▸ **DIRECTION**: Look through the records below, and copy out every line that holds the string "Slope".

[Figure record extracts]

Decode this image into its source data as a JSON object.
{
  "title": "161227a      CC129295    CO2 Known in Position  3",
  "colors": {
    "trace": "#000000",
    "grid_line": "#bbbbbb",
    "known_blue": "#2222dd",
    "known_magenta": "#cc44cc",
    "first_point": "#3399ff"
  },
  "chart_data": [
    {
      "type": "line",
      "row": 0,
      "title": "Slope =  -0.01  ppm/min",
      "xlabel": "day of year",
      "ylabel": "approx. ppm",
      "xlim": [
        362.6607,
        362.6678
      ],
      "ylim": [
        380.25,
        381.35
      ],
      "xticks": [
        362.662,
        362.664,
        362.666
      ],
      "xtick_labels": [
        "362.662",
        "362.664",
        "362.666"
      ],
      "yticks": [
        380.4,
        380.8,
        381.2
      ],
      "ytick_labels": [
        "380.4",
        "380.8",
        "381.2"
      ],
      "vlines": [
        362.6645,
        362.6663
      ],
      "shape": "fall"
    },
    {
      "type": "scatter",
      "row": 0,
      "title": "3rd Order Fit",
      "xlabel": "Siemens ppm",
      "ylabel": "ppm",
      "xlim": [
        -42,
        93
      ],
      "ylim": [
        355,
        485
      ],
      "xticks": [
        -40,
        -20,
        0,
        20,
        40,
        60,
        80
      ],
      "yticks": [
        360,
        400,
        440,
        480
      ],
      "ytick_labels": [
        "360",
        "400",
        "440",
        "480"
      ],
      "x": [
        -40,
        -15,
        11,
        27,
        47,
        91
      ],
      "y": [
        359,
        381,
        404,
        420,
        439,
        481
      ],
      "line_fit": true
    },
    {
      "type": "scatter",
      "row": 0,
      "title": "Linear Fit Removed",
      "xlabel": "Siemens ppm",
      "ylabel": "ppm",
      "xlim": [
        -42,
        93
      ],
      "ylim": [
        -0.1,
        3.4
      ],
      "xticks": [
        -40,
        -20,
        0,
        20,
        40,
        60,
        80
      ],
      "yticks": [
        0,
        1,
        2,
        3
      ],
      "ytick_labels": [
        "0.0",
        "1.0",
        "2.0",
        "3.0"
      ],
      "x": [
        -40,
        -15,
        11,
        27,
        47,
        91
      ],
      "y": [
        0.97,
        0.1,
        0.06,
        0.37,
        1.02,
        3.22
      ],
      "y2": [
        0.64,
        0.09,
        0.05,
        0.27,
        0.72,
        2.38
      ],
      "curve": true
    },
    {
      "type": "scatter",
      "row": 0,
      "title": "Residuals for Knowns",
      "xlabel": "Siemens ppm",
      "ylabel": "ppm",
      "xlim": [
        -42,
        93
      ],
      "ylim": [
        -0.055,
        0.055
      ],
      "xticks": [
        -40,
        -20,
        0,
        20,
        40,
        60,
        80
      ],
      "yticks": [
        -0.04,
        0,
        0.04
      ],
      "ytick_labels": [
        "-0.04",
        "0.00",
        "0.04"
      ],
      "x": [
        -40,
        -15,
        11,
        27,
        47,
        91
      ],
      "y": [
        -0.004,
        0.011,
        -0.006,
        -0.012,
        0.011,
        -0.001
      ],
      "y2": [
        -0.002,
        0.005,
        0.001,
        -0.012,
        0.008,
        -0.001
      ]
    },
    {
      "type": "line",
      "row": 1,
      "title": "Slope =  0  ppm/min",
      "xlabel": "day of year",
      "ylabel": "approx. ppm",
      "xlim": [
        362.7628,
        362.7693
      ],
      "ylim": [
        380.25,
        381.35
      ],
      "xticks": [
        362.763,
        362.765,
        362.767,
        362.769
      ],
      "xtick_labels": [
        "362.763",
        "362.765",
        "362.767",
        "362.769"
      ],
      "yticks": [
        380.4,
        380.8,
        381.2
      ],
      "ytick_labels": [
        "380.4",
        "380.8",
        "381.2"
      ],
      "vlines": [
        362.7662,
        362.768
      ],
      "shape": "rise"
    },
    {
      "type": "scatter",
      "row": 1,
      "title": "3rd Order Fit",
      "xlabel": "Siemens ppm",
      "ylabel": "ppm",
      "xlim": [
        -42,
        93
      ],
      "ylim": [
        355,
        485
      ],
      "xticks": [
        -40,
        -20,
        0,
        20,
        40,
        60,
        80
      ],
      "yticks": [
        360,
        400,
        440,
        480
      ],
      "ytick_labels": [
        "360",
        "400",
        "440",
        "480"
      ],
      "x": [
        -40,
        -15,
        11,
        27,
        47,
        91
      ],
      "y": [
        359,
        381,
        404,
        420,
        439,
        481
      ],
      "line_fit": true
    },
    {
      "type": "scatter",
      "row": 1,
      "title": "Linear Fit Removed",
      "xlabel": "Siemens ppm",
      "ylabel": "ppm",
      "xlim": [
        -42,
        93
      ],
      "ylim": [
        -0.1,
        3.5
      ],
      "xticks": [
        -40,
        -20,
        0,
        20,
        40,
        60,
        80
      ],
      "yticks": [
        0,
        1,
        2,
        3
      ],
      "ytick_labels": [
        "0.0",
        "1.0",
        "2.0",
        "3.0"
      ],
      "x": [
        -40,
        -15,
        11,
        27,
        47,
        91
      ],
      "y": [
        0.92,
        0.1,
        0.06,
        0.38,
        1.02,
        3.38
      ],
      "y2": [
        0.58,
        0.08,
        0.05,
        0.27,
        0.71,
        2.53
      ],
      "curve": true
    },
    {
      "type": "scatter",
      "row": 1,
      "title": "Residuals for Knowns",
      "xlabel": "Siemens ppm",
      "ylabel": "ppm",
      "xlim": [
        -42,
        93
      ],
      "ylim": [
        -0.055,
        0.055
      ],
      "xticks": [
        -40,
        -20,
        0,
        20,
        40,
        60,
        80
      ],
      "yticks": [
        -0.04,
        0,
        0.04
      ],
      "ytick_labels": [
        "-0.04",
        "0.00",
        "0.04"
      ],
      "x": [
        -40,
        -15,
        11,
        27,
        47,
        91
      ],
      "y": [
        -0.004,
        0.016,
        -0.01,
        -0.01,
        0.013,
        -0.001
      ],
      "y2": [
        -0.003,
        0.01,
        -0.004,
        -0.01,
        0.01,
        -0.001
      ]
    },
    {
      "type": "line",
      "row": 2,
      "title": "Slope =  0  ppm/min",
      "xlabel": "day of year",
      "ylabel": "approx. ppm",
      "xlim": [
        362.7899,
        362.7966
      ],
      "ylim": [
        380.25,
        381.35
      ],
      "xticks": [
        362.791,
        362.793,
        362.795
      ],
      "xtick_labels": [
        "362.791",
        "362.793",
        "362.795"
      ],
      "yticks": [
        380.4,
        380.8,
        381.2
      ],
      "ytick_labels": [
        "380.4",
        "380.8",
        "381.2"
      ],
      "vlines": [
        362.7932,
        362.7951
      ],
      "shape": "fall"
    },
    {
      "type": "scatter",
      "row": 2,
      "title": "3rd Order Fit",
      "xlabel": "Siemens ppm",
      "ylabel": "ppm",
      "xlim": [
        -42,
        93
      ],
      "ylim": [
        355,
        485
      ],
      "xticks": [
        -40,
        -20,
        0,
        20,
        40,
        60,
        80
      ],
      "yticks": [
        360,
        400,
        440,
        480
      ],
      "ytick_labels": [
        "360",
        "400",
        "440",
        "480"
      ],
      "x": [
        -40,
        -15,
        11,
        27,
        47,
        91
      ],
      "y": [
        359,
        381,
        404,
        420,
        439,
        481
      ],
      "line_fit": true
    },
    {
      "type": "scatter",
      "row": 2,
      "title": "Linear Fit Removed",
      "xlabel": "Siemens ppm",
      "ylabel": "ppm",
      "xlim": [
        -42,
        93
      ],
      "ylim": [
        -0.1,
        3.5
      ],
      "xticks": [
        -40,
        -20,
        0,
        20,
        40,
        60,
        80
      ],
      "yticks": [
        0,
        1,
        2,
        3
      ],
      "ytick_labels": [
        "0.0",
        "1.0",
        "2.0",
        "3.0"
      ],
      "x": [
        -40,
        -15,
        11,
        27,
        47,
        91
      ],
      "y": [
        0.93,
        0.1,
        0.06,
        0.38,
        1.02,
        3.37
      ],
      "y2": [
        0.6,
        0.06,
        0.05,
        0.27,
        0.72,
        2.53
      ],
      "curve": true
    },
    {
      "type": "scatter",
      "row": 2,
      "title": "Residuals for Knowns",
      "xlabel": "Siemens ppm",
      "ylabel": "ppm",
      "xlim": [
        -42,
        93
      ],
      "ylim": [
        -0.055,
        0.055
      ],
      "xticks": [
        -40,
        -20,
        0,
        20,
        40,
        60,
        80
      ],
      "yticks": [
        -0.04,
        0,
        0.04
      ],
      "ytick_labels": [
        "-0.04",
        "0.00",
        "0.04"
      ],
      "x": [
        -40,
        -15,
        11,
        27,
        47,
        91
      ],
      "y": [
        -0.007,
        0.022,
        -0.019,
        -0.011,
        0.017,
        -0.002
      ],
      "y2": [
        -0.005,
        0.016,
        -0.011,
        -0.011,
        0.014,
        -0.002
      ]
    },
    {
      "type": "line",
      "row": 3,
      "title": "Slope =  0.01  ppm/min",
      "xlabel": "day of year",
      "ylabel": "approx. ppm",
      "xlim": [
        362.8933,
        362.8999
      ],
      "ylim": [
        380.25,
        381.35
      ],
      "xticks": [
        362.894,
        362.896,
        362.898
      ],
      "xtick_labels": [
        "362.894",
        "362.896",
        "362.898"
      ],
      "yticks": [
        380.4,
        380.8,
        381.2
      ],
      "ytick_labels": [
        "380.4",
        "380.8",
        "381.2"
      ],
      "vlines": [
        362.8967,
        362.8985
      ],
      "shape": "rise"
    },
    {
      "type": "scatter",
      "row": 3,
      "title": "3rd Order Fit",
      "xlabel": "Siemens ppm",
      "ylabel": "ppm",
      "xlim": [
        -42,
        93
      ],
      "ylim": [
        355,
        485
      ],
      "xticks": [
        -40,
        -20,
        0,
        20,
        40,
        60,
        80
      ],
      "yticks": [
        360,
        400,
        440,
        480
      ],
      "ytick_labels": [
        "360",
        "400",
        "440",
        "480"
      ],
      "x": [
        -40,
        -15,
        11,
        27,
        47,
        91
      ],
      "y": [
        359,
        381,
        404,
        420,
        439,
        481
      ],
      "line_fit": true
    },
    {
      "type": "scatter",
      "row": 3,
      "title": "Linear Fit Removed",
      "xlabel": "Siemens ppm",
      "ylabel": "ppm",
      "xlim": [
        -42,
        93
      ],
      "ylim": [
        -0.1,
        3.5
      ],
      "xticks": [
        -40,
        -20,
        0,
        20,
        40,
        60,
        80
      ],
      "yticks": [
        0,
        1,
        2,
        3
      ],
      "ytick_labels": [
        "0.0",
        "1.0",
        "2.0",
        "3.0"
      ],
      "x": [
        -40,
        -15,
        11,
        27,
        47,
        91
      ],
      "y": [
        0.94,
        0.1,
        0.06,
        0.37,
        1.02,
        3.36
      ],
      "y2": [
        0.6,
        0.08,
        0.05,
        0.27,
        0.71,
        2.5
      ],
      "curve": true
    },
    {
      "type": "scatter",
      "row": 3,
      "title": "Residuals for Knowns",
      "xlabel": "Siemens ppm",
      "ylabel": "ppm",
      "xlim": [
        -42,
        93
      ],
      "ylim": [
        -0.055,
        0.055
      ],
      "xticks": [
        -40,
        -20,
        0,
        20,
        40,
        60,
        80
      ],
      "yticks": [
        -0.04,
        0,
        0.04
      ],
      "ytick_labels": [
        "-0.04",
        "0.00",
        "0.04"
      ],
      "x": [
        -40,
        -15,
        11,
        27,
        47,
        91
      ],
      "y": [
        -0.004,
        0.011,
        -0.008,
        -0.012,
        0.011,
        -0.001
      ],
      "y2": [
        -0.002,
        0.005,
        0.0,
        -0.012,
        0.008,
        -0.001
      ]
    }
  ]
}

▸ **THE SOLUTION**:
      "title": "Slope =  -0.01  ppm/min",
      "title": "Slope =  0  ppm/min",
      "title": "Slope =  0  ppm/min",
      "title": "Slope =  0.01  ppm/min",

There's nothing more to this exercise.